-- Start of RECORD EXCERPTS --

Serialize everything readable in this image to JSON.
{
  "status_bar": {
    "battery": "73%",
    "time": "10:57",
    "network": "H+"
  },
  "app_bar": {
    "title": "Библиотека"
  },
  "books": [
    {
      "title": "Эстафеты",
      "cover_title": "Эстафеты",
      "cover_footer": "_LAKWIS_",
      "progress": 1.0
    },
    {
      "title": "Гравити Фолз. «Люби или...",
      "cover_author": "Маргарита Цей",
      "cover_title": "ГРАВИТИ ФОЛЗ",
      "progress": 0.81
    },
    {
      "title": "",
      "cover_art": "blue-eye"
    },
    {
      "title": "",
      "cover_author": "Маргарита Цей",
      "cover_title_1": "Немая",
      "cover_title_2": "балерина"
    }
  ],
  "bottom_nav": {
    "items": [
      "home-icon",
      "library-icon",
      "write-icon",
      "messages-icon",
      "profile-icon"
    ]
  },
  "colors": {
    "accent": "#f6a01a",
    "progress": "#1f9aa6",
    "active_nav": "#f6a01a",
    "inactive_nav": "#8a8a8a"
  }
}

-- End of RECORD EXCERPTS --

**WHAT THE EXERCISE ASKS**
Pull out every line above that holds the word "Эстафеты".

**WRITTEN SOLUTION**
      "title": "Эстафеты",
      "cover_title": "Эстафеты",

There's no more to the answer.